-- start of EXERCISE MATERIALS --
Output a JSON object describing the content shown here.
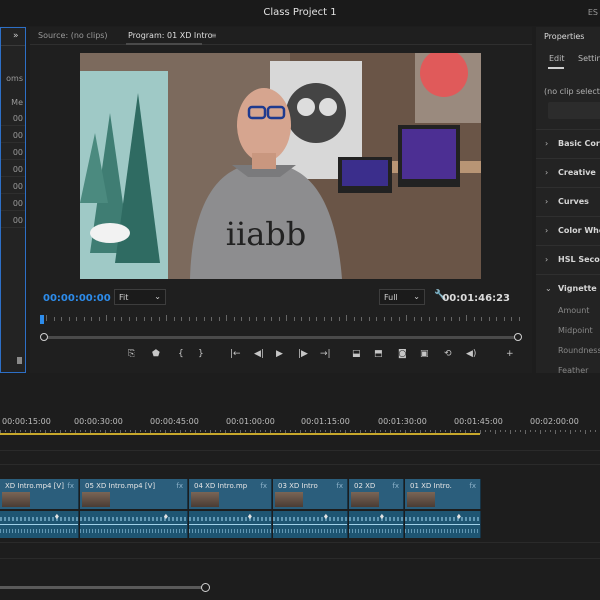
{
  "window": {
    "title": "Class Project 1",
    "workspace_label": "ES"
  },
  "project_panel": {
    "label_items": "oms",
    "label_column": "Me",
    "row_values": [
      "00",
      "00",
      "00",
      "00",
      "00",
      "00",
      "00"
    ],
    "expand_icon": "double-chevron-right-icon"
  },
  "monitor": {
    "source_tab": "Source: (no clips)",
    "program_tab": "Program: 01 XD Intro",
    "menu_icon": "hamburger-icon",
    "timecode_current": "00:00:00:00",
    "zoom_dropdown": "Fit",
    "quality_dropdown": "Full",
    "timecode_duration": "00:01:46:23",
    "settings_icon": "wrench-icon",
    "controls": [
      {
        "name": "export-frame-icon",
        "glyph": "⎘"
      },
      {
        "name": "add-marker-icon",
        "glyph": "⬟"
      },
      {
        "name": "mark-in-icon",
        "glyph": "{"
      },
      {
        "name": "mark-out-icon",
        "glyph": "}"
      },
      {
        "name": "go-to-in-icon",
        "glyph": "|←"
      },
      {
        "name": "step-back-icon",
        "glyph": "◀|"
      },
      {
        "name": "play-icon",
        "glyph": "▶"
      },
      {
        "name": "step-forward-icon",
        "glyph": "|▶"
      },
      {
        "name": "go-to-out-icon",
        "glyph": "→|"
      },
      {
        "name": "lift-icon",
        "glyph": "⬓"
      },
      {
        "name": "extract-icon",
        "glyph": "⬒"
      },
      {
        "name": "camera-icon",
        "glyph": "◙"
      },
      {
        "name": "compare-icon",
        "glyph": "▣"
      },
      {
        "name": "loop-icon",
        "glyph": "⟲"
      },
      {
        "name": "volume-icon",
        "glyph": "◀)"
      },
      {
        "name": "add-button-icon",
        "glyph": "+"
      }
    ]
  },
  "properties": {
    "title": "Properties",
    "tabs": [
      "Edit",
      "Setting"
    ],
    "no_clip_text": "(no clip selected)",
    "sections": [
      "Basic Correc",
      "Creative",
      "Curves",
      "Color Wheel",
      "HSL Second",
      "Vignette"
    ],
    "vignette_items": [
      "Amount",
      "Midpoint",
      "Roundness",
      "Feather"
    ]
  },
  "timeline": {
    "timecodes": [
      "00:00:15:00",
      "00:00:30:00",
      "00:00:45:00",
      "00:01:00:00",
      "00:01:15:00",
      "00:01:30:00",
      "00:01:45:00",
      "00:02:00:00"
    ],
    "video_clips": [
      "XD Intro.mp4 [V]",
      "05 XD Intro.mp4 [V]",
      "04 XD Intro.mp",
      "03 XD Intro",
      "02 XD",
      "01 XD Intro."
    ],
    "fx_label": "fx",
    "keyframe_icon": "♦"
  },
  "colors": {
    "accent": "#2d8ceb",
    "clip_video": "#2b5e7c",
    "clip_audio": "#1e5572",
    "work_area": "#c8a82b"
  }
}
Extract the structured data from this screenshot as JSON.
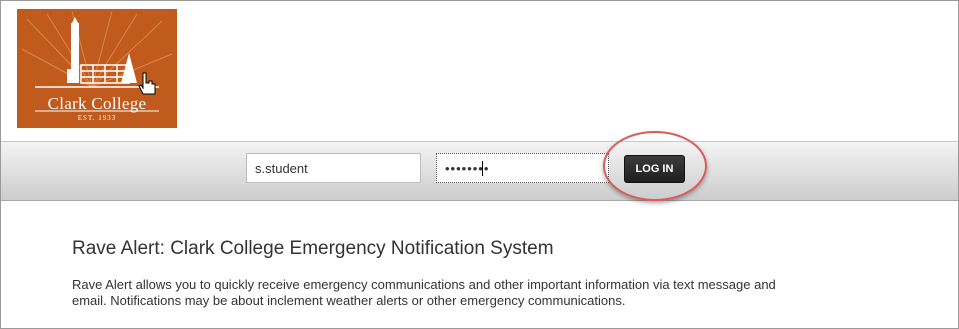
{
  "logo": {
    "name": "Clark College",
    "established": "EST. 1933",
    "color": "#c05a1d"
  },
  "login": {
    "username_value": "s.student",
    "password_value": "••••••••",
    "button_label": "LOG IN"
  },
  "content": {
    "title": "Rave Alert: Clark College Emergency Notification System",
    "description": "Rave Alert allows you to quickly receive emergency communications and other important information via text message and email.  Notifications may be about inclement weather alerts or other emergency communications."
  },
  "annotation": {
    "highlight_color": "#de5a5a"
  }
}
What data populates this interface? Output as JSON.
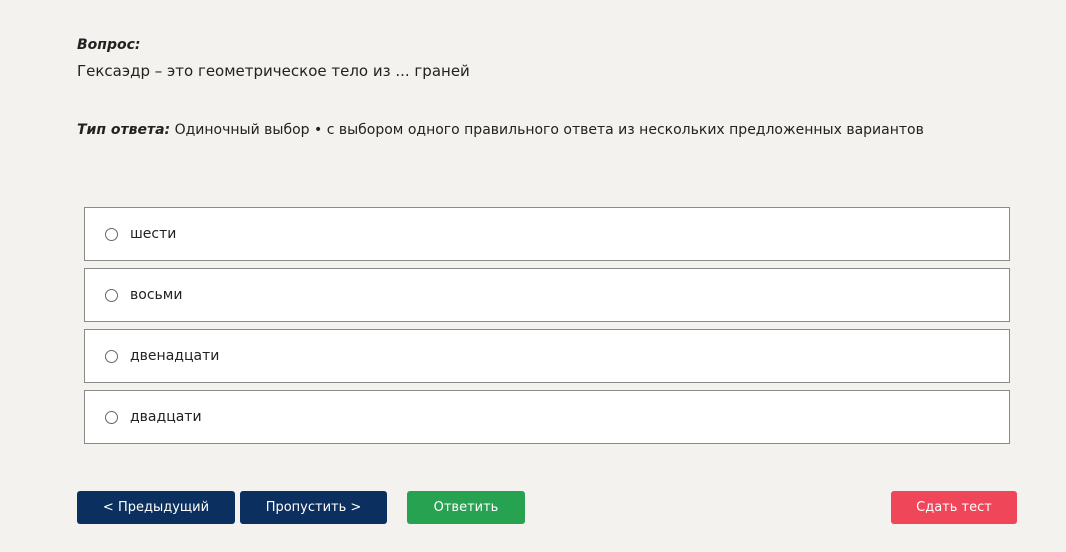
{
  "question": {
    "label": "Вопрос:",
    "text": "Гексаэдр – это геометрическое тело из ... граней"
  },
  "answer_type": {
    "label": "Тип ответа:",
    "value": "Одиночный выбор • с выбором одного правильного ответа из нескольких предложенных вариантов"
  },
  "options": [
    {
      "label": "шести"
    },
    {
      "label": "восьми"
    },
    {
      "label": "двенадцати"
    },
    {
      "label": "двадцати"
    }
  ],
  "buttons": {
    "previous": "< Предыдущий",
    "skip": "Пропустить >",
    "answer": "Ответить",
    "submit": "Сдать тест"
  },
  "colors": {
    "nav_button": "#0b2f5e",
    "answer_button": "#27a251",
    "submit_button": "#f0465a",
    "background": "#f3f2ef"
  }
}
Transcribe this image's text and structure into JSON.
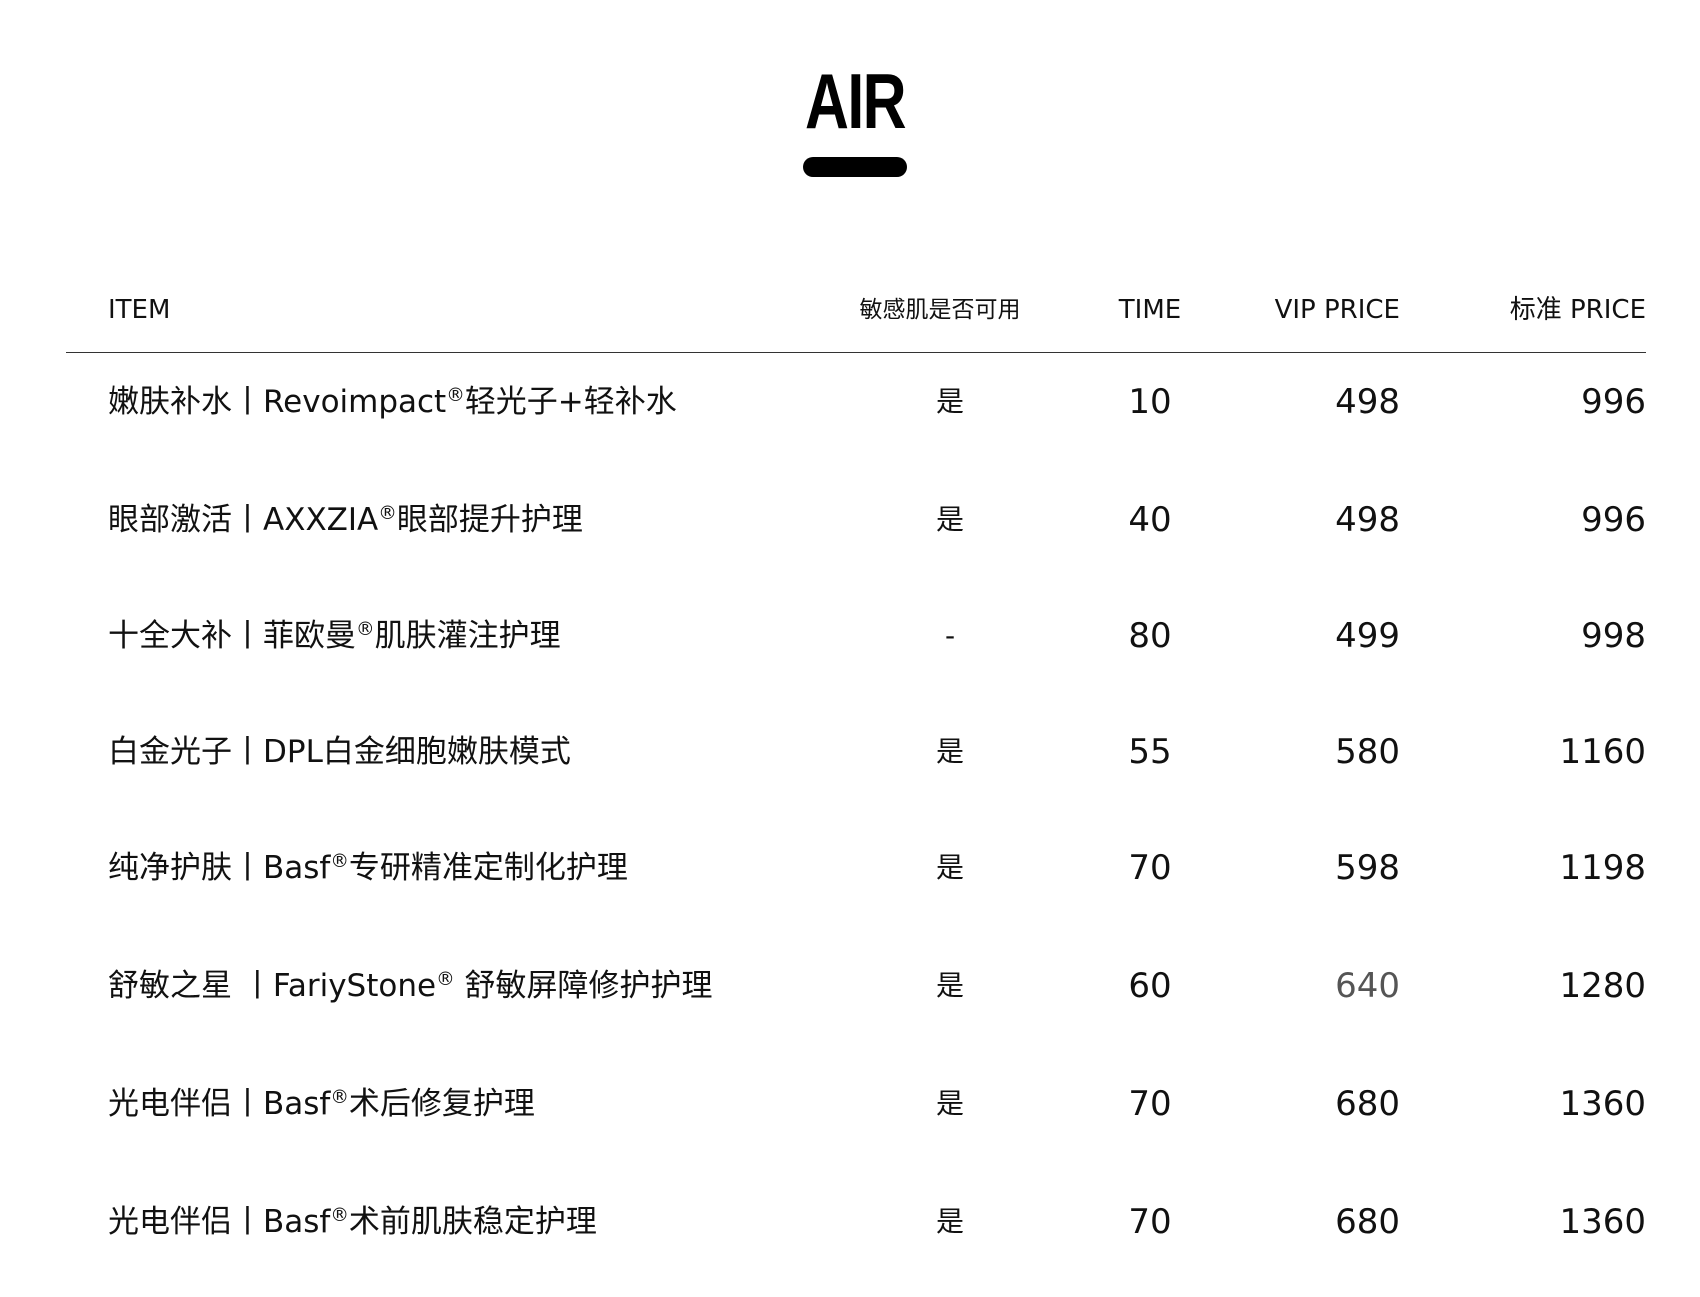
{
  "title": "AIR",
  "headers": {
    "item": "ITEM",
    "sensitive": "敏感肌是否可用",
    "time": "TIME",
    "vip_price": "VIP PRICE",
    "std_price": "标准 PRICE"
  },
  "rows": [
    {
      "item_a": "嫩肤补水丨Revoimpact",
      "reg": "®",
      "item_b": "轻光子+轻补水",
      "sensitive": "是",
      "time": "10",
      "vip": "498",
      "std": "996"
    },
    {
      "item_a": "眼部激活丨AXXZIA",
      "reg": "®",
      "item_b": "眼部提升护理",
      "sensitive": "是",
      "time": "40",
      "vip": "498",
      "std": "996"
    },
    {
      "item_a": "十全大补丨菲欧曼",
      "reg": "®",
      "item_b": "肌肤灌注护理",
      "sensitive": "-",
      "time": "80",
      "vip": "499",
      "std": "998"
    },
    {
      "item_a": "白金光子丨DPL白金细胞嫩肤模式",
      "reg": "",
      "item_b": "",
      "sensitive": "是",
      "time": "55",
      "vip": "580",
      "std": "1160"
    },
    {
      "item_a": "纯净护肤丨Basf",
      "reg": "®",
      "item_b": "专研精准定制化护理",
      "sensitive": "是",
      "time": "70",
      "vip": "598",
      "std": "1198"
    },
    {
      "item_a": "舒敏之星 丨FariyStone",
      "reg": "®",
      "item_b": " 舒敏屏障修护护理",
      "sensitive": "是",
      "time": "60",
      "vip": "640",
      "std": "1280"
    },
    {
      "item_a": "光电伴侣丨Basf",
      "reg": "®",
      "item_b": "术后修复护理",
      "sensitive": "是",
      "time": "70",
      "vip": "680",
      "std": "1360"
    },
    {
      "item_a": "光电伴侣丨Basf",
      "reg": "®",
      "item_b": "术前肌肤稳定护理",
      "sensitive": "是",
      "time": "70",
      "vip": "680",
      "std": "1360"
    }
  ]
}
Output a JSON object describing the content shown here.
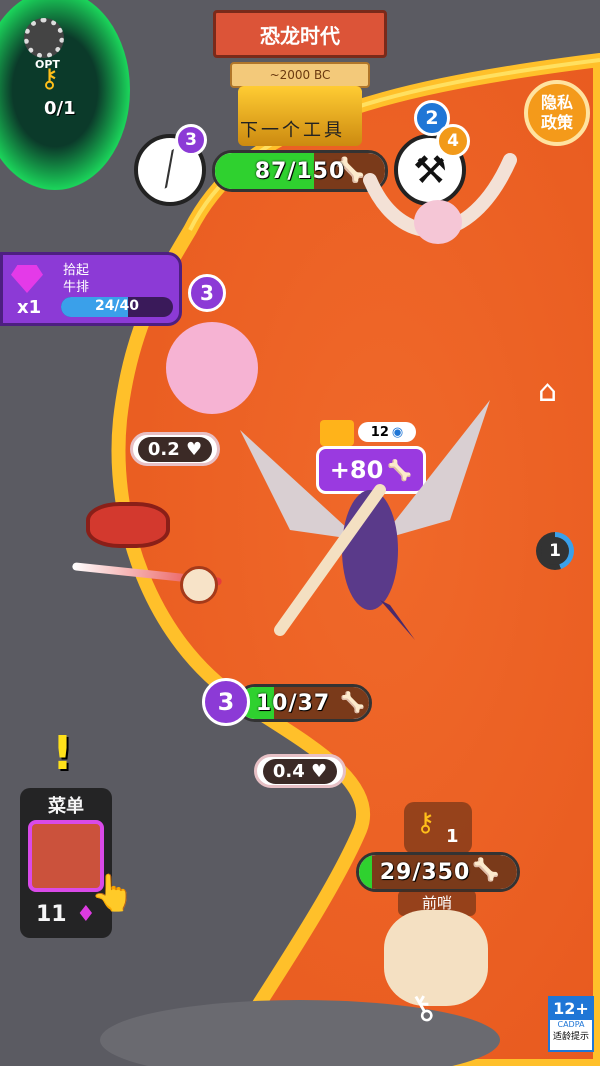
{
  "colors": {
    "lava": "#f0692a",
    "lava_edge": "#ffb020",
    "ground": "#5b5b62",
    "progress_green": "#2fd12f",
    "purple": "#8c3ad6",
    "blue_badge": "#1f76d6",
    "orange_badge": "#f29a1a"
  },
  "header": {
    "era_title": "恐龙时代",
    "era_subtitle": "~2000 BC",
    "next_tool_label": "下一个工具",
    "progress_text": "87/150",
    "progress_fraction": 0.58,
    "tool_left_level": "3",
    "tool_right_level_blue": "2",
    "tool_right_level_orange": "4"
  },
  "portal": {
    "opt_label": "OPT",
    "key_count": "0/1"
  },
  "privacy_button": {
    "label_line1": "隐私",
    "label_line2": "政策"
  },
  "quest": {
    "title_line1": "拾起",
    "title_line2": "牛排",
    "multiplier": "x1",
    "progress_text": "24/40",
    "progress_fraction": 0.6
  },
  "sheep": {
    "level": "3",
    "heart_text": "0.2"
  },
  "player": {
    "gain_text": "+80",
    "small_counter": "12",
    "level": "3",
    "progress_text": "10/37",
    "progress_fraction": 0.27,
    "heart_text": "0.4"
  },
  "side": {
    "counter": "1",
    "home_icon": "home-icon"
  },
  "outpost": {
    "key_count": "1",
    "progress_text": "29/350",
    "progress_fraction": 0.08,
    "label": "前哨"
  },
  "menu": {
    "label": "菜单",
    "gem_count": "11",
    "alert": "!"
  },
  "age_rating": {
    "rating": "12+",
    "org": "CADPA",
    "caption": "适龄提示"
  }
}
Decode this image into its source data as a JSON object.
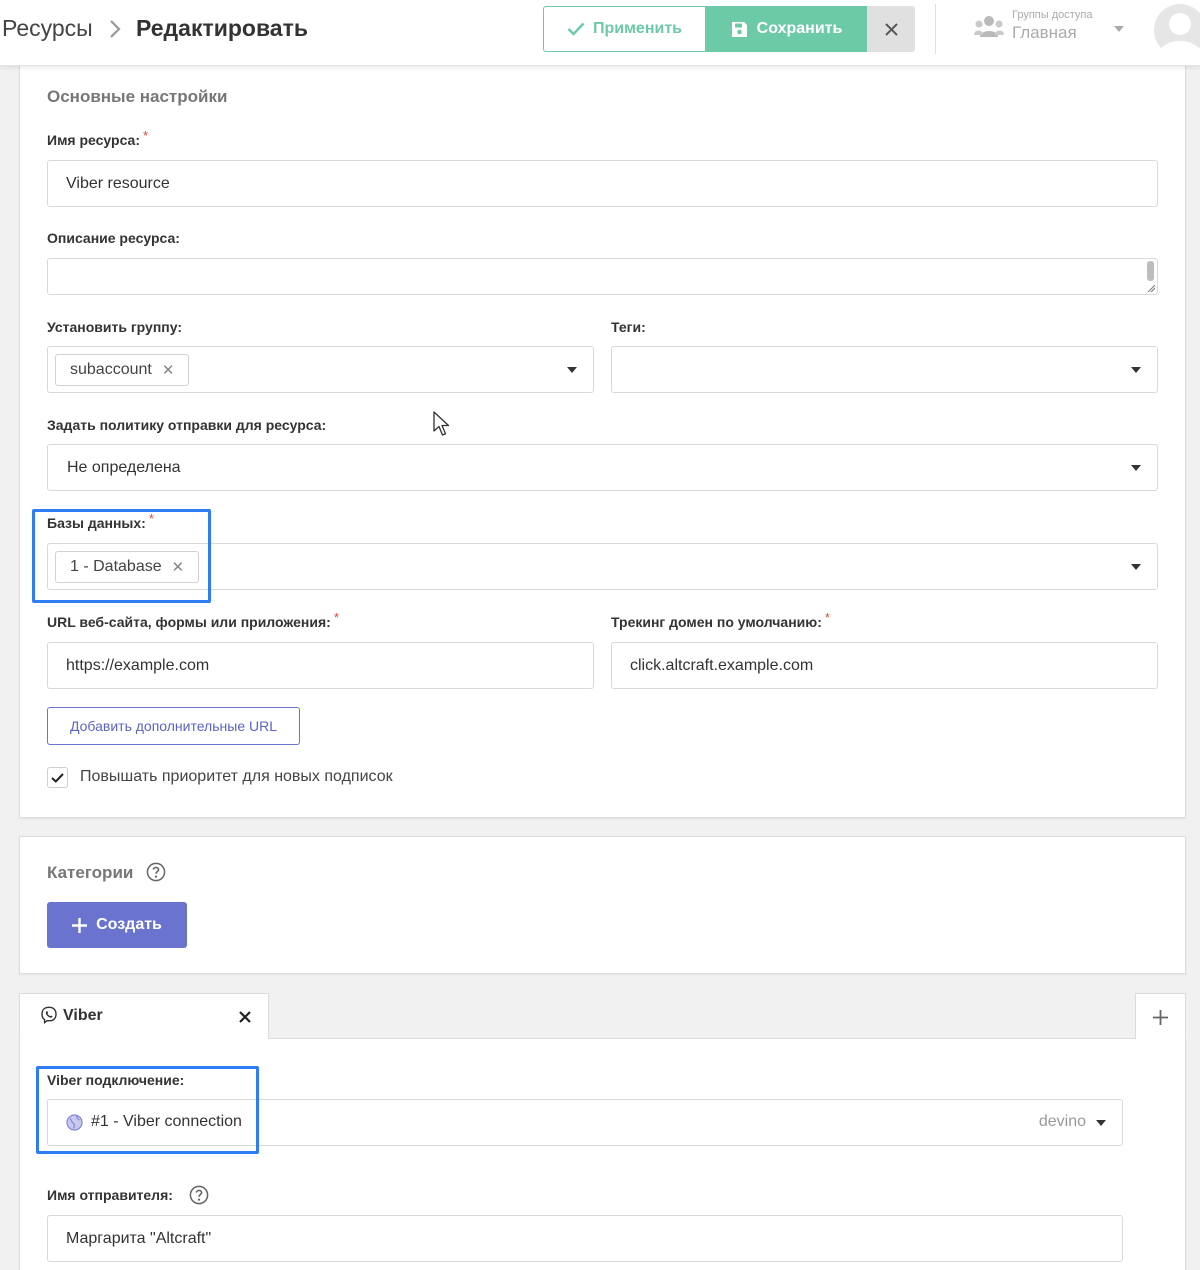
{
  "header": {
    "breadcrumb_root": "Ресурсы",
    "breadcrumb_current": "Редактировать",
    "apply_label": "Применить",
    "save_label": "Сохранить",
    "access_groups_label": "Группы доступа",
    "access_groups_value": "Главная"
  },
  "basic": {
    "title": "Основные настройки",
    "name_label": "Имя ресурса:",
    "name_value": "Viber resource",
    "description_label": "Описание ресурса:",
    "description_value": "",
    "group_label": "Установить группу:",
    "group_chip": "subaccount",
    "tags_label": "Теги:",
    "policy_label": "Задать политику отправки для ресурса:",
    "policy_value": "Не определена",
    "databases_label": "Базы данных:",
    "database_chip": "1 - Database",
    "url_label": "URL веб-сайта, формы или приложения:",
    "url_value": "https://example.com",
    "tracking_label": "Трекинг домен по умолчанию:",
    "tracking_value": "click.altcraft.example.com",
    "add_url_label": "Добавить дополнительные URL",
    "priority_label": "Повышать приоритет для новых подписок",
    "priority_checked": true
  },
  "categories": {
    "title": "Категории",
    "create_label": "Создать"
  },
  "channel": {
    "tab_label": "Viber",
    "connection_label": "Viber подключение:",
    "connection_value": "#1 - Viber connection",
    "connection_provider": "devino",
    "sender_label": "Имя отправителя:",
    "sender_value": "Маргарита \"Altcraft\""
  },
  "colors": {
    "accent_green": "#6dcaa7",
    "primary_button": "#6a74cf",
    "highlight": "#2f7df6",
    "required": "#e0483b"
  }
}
-- end of EXERCISE MATERIALS --
> **DIRECTION**: Check every line of the data above for the string "College", and copy those that have it.

> **REPLY**:
    "name": "Clark College",
    "title": "Rave Alert: Clark College Emergency Notification System",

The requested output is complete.